── Dataset entries ──

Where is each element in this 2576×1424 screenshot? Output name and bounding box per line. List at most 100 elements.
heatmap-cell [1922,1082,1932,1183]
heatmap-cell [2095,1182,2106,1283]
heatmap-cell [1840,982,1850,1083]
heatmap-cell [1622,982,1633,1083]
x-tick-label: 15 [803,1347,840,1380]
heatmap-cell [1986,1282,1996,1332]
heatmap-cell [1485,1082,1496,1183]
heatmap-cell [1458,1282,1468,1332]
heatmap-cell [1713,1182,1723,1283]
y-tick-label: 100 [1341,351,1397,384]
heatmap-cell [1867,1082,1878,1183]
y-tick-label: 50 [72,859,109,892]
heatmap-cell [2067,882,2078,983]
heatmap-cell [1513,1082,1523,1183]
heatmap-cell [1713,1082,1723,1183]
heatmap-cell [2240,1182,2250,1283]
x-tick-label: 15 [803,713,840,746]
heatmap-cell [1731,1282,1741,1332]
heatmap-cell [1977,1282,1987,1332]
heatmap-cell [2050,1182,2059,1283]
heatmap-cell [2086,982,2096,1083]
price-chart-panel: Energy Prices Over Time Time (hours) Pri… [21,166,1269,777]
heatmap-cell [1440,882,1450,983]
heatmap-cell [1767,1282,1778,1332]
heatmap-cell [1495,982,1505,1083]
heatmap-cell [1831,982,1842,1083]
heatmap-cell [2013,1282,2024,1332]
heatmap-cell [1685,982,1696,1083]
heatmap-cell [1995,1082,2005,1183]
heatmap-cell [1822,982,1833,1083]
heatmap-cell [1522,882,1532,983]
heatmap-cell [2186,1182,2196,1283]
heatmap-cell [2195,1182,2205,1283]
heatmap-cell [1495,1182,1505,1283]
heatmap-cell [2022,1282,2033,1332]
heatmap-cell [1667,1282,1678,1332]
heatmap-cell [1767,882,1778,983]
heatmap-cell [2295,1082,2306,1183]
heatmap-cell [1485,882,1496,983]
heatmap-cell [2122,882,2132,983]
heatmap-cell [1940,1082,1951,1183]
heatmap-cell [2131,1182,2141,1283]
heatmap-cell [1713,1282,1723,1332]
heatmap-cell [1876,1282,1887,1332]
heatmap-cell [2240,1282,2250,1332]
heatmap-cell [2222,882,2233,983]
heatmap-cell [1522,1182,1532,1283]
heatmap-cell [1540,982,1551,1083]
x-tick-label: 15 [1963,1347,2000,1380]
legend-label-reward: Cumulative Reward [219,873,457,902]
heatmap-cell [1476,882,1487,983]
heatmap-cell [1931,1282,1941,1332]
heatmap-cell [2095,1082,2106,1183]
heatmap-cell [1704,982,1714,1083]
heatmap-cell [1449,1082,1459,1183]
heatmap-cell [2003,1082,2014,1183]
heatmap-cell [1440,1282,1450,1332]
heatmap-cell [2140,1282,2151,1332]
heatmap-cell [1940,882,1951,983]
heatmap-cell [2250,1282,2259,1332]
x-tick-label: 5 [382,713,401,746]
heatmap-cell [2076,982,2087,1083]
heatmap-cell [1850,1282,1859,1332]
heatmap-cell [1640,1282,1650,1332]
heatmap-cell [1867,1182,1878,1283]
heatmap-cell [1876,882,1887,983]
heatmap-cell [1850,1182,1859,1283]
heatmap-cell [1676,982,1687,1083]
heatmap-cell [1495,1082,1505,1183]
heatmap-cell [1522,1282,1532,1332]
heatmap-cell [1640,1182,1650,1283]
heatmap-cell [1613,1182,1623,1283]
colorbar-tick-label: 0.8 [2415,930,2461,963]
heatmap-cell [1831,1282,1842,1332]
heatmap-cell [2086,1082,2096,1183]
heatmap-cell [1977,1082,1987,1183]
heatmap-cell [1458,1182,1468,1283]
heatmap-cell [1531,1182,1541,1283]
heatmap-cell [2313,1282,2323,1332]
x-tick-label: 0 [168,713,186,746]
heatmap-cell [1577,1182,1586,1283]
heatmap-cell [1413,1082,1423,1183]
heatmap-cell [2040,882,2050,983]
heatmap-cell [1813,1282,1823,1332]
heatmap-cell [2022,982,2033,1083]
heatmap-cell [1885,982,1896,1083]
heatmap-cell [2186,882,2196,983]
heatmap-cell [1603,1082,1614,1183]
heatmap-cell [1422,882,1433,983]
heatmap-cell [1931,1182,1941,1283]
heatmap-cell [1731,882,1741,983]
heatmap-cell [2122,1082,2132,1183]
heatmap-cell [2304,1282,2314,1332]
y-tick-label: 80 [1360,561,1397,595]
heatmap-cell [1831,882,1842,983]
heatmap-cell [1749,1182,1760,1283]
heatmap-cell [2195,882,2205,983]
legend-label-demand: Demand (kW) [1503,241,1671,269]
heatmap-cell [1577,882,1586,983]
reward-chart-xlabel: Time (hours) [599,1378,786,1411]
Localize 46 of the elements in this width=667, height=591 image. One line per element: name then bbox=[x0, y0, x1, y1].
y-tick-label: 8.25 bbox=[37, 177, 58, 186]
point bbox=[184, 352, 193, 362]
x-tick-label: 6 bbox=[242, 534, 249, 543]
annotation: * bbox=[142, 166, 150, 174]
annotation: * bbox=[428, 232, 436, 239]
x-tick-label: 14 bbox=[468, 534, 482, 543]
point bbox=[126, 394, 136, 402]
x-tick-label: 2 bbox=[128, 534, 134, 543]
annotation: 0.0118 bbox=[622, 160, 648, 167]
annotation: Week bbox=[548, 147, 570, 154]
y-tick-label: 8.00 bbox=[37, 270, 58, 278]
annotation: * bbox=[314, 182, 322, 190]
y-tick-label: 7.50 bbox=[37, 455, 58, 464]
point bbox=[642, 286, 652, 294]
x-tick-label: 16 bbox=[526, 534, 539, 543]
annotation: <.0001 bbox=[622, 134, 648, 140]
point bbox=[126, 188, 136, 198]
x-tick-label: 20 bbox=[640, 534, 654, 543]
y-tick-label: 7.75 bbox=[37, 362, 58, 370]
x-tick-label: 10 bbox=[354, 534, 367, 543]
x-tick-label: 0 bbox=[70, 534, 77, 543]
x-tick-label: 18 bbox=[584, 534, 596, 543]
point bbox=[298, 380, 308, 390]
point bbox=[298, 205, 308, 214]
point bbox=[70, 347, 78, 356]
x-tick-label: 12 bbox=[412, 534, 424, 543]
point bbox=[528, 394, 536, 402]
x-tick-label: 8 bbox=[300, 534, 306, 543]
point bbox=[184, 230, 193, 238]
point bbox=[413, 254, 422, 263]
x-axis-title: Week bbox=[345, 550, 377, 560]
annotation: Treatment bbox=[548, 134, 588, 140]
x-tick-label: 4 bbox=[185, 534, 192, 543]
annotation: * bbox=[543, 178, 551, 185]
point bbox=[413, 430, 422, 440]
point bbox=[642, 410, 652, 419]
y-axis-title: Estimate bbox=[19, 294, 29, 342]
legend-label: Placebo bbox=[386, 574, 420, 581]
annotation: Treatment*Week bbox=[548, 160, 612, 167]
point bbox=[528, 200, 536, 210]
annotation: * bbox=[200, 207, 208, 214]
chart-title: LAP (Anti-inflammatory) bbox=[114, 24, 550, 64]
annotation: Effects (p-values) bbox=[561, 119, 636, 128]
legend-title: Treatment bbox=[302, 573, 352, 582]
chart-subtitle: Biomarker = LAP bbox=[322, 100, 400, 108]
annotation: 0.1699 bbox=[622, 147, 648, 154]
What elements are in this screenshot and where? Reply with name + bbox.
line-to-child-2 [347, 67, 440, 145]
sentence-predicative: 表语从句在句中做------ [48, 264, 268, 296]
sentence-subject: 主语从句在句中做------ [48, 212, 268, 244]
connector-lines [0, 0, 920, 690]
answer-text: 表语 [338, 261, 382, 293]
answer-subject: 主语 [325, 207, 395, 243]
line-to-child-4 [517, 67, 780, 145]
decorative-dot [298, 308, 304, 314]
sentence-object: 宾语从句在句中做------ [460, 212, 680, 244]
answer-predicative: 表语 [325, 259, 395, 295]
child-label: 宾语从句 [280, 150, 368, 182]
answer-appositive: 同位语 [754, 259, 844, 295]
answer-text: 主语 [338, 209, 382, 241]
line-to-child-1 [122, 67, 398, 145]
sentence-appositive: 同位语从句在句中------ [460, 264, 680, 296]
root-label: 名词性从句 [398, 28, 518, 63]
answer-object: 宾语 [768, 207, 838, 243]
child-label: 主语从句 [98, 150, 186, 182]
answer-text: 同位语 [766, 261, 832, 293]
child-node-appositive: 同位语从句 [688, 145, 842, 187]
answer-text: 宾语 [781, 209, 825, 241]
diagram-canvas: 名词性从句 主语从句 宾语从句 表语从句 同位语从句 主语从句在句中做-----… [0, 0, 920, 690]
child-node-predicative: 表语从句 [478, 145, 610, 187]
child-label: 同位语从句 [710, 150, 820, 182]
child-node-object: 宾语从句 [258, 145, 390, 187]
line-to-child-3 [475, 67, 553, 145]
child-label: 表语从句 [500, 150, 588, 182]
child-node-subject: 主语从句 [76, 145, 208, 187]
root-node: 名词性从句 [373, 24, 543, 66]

───

# The request
Reproduce the data verbatim, from its very first line through the line holding "y-tick-label: 100 [1341,351,1397,384]", both included.

# Completed exercise
Where is each element in this 2576×1424 screenshot? Output name and bounding box per line. List at most 100 elements.
heatmap-cell [1922,1082,1932,1183]
heatmap-cell [2095,1182,2106,1283]
heatmap-cell [1840,982,1850,1083]
heatmap-cell [1622,982,1633,1083]
x-tick-label: 15 [803,1347,840,1380]
heatmap-cell [1986,1282,1996,1332]
heatmap-cell [1485,1082,1496,1183]
heatmap-cell [1458,1282,1468,1332]
heatmap-cell [1713,1182,1723,1283]
y-tick-label: 100 [1341,351,1397,384]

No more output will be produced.